判断以下三条陈述是否与下方题解相符,逐条回答“是”或“否”,并照录题解中起决定作用的词句。
1. 题解把下标看作x,把值看作y。
2. 题解在分治前先将询问按y排序。
3. CDQ版代码中MAXN被定义为300005。

> [所示文本]:
========

传送门
BZOJ上的题目没有题面……
题面
【样例输入】
3 5
2 4 3
Query 2 2
Modify 1 3
Query 2 2
Modify 1 2
Query 1 1
【样例输出】
2
3
3

这道题稍微分析一下就知道是求一个一个点曼哈顿距离小于k的的范围内的点的个数(把下标看做x,把值看做y)。然后我们只需要旋转一下坐标轴就变成了和“Mokia”或“简单题”一样的CDQ分治裸题了,求二维空间前缀和。
首先将询问按x排序,然后开始分治过程,计算左半区间对右半区间的贡献,然后就写完了呀!

然后是树套树做法,这个就更Naive了呀,直接套,反正就是求区间前缀和,乱搞搞就A了(不知道为什么对内存的需求不对啊……)。

CDQ版:

#include <cstdio>
#include <algorithm>
#include <iostream>
#include <assert.h>
#define LL int
#define MAXM 300005
#define MAXN 100005
using namespace std;
int a[MAXN];
LL ans[MAXN];
inline int Min(int a, int b) { return a < b ? a : b; }
struct Querys{
    int t, x, y, v, k; Querys(){}
    Querys(int a, int b, int c, int d, int e):t(a),x(b),y(c),v(d),k(e){}
    inline bool operator < (const Querys &r) const {
        if(x == r.x && y == r.y) return t < r.t;
        else if(x == r.x) return y < r.y;
        else return x < r.x;
    }
} q[MAXM], nq[MAXM];
int n, m, cnt = 0, qn, N;
inline void GET(int &n) {
    char c; n = 0;
    do c=getchar(); while('0' > c || c > '9');
    do n=n*10+c-'0',c=getchar(); while('0' <= c && c <= '9');
}
namespace BIT {
    LL t[MAXM];
    inline void Add(int x, int v) {
        for(; x <= N; x += x&-x) t[x] += v;
    }
    inline LL Q(int x, LL sum = 0) {
        for(; x; x -= x&-x) sum += t[x];
        return sum;
    }
}
void cdq(int L, int R) {
    if(L >= R) return;
    using namespace BIT;
    int mid = (L + R) >> 1, lp = L, rp = mid+1;
    for(int i = L; i <= R; ++ i)

========

> [所收数据]:
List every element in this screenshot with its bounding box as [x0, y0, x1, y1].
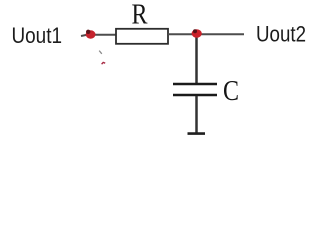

========

> [问题解答]:
1. 是。“把下标看做x,把值看做y”
2. 否。“首先将询问按x排序”
3. 否。“#define MAXN 100005”